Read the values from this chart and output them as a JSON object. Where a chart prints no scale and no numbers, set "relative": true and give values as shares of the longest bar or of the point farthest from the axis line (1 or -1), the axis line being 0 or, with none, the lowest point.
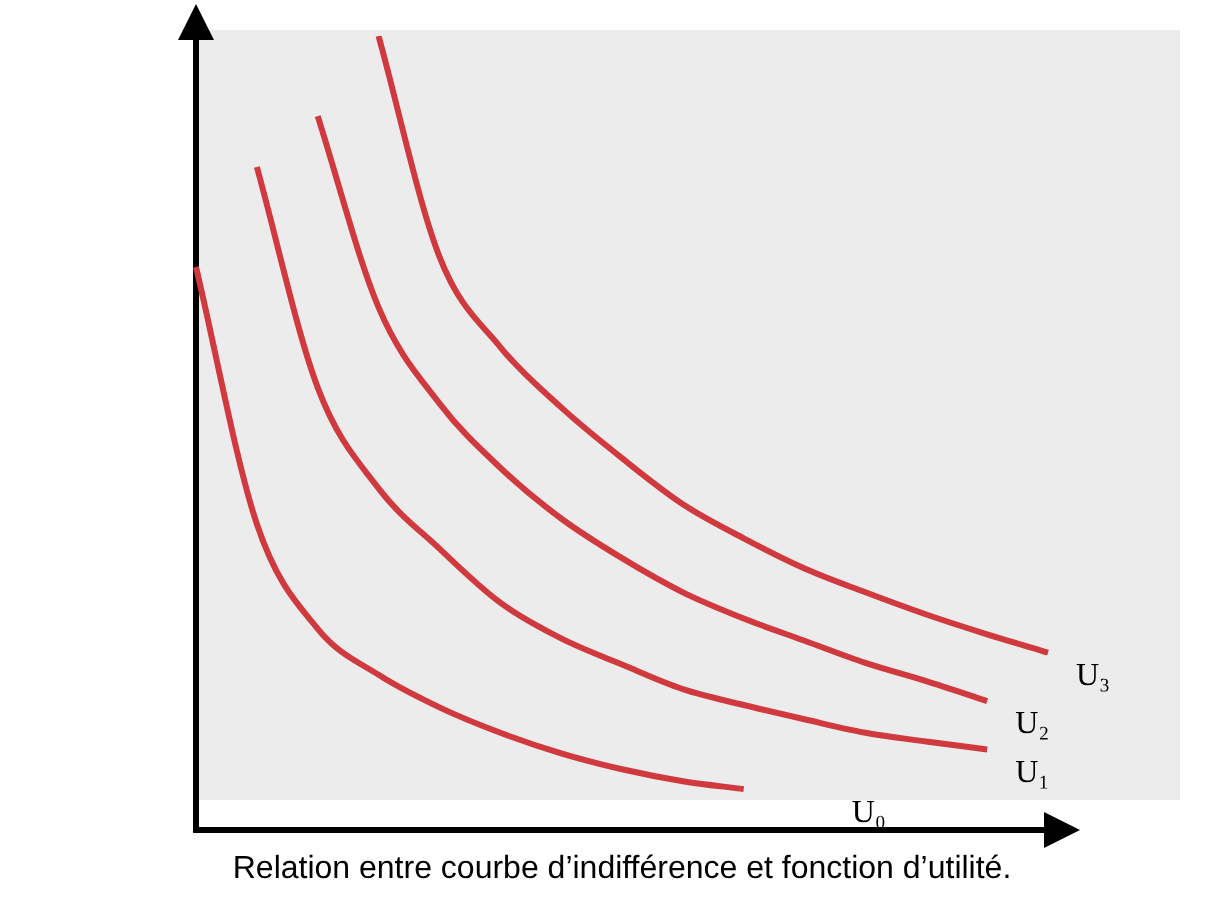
{
  "chart_data": {
    "type": "line",
    "title": "Relation entre courbe d’indifférence et fonction d’utilité.",
    "relative": true,
    "grid": false,
    "legend": false,
    "marker": "none",
    "line_style": "solid",
    "categories": [
      null,
      null,
      null,
      null,
      null,
      null,
      null,
      null,
      null,
      null,
      null,
      null,
      null,
      null,
      null
    ],
    "series": [
      {
        "name": "U₀",
        "color": "#d0393e",
        "values": [
          0.709,
          0.385,
          0.253,
          0.195,
          0.154,
          0.122,
          0.096,
          0.076,
          0.061,
          0.051,
          null,
          null,
          null,
          null,
          null
        ]
      },
      {
        "name": "U₁",
        "color": "#d0393e",
        "values": [
          null,
          0.835,
          0.557,
          0.43,
          0.354,
          0.286,
          0.241,
          0.208,
          0.177,
          0.157,
          0.139,
          0.122,
          0.111,
          0.101,
          null
        ]
      },
      {
        "name": "U₂",
        "color": "#d0393e",
        "values": [
          null,
          null,
          0.899,
          0.658,
          0.537,
          0.456,
          0.392,
          0.342,
          0.299,
          0.266,
          0.238,
          0.21,
          0.187,
          0.162,
          null
        ]
      },
      {
        "name": "U₃",
        "color": "#d0393e",
        "values": [
          null,
          null,
          null,
          1,
          0.722,
          0.608,
          0.532,
          0.468,
          0.41,
          0.367,
          0.329,
          0.299,
          0.271,
          0.246,
          0.223
        ]
      }
    ]
  }
}
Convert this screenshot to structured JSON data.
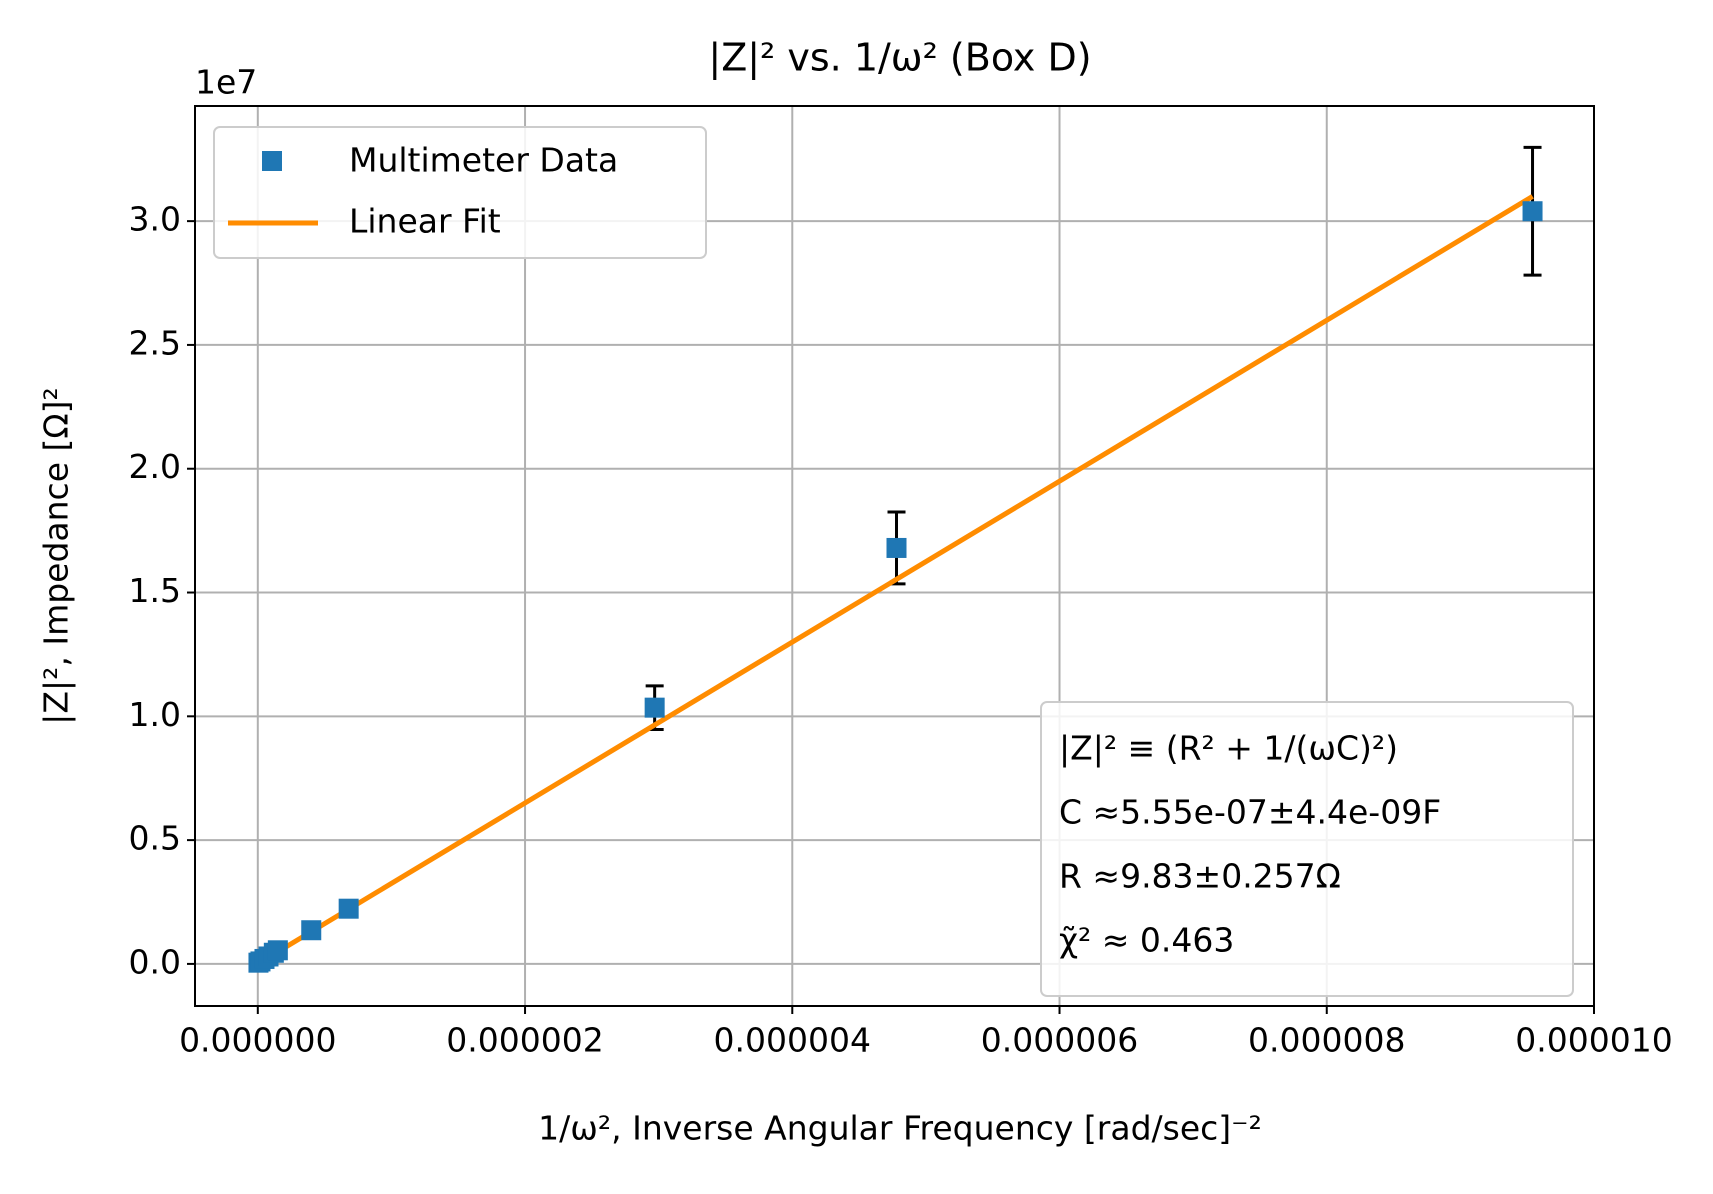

▶ _Direction_
Your copy should match the entries exactly, minus the pictures.

▶ _Correct answer_
Read the values from this chart and output them as a JSON object. Where a chart prints no scale and no numbers, set "relative": true and give values as shares of the longest bar or of the point farthest from the axis line (1 or -1), the axis line being 0 or, with none, the lowest point.
{
  "chart_data": {
    "type": "line",
    "title": "Relation entre courbe d’indifférence et fonction d’utilité.",
    "relative": true,
    "grid": false,
    "legend": false,
    "marker": "none",
    "line_style": "solid",
    "categories": [
      null,
      null,
      null,
      null,
      null,
      null,
      null,
      null,
      null,
      null,
      null,
      null,
      null,
      null,
      null
    ],
    "series": [
      {
        "name": "U₀",
        "color": "#d0393e",
        "values": [
          0.709,
          0.385,
          0.253,
          0.195,
          0.154,
          0.122,
          0.096,
          0.076,
          0.061,
          0.051,
          null,
          null,
          null,
          null,
          null
        ]
      },
      {
        "name": "U₁",
        "color": "#d0393e",
        "values": [
          null,
          0.835,
          0.557,
          0.43,
          0.354,
          0.286,
          0.241,
          0.208,
          0.177,
          0.157,
          0.139,
          0.122,
          0.111,
          0.101,
          null
        ]
      },
      {
        "name": "U₂",
        "color": "#d0393e",
        "values": [
          null,
          null,
          0.899,
          0.658,
          0.537,
          0.456,
          0.392,
          0.342,
          0.299,
          0.266,
          0.238,
          0.21,
          0.187,
          0.162,
          null
        ]
      },
      {
        "name": "U₃",
        "color": "#d0393e",
        "values": [
          null,
          null,
          null,
          1,
          0.722,
          0.608,
          0.532,
          0.468,
          0.41,
          0.367,
          0.329,
          0.299,
          0.271,
          0.246,
          0.223
        ]
      }
    ]
  }
}
Convert this screenshot to structured JSON data.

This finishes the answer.